Stored data
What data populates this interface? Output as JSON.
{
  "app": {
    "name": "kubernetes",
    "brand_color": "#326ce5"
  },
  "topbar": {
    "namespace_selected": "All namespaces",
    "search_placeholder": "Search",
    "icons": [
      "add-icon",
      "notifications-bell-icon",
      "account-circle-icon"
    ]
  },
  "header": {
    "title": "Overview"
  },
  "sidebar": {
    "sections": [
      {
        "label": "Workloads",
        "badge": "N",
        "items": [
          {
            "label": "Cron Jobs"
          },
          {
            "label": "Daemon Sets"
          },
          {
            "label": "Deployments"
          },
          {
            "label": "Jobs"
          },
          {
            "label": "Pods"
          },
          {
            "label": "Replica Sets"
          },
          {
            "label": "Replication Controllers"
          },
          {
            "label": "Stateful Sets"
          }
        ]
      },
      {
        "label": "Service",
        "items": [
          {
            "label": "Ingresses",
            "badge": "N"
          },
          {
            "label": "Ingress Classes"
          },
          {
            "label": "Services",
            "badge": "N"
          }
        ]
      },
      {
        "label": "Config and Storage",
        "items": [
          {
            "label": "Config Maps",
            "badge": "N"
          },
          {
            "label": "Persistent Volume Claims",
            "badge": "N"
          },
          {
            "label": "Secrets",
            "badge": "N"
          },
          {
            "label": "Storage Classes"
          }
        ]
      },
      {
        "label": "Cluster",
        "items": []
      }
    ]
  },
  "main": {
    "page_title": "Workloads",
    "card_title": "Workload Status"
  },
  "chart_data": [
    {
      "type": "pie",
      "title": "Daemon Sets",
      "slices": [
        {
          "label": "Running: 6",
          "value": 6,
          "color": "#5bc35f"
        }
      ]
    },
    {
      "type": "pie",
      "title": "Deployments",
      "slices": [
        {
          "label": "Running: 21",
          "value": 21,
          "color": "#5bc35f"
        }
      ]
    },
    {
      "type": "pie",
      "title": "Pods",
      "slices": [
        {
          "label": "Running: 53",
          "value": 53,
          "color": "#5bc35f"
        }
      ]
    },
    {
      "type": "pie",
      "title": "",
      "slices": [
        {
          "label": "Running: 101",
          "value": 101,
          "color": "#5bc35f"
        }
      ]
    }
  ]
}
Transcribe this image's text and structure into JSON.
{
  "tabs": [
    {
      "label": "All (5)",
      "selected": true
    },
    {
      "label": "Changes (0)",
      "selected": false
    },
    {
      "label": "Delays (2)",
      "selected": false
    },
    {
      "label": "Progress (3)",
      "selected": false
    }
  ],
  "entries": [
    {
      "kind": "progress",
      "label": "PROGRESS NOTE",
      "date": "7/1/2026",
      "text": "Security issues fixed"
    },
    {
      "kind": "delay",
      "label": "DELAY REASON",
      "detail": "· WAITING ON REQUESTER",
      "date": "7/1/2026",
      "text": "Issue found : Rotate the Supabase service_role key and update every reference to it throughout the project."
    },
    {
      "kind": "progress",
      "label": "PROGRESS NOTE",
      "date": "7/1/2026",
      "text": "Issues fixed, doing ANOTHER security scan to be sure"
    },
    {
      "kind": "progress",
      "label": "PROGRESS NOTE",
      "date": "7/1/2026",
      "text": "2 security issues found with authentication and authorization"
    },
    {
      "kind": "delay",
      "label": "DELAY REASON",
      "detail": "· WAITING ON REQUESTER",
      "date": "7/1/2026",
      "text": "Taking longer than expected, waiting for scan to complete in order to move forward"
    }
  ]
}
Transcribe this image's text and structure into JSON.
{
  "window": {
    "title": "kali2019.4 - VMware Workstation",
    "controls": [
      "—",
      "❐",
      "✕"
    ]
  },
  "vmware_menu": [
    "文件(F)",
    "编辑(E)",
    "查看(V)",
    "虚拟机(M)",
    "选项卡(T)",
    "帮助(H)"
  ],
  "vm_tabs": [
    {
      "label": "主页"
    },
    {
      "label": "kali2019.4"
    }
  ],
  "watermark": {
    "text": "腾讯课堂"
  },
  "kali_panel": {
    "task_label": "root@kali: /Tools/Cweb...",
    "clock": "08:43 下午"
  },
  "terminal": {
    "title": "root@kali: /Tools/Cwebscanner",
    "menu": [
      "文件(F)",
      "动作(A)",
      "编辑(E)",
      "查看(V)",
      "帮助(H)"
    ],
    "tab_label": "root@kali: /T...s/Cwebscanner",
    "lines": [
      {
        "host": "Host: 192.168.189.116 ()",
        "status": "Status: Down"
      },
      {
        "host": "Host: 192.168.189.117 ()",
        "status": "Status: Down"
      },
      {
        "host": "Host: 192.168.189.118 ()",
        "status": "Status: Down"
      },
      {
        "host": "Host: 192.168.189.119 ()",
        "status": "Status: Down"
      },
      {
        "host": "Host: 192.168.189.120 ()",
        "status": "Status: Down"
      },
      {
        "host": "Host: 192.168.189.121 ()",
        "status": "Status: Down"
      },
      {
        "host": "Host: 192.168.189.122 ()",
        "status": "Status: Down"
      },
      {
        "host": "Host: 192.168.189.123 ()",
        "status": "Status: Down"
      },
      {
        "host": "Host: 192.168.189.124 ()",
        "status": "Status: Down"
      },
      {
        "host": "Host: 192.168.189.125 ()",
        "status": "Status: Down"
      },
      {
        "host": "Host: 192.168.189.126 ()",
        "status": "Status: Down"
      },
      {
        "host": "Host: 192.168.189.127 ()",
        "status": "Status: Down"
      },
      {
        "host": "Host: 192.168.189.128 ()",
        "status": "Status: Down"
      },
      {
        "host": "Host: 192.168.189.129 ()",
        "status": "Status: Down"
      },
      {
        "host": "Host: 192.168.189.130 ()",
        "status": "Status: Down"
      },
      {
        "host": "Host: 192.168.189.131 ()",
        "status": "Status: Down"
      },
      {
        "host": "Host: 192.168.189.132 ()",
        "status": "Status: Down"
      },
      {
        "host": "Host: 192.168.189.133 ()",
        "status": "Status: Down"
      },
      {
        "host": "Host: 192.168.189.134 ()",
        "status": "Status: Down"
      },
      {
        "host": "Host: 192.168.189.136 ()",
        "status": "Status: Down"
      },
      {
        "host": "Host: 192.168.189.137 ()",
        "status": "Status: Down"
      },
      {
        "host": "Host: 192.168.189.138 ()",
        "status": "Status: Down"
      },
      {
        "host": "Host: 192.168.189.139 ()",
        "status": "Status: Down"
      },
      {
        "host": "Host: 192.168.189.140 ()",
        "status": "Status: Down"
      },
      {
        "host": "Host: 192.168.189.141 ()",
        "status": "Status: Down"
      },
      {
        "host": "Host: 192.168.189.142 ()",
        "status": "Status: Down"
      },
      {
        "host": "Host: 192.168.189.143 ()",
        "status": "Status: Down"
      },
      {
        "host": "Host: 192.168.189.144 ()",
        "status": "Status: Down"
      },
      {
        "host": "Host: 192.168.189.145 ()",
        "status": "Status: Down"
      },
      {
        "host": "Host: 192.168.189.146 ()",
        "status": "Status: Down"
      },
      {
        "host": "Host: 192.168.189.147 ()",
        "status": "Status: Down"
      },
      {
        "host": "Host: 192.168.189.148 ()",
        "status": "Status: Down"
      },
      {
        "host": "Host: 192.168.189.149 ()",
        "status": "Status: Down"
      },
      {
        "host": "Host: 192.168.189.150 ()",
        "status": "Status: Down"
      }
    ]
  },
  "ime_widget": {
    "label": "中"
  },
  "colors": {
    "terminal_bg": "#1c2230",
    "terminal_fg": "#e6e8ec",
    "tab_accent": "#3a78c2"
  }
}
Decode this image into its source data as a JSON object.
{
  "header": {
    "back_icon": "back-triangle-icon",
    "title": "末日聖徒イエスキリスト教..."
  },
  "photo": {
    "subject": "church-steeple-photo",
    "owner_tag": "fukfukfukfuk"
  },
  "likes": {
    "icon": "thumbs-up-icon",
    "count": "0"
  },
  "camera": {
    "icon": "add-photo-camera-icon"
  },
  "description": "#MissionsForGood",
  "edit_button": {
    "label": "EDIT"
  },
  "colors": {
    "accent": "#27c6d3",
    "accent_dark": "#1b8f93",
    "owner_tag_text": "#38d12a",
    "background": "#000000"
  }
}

> [What to do] Look through the entries and return every line where "root" appears.

> [The answer]
    "task_label": "root@kali: /Tools/Cweb...",
    "title": "root@kali: /Tools/Cwebscanner",
    "tab_label": "root@kali: /T...s/Cwebscanner",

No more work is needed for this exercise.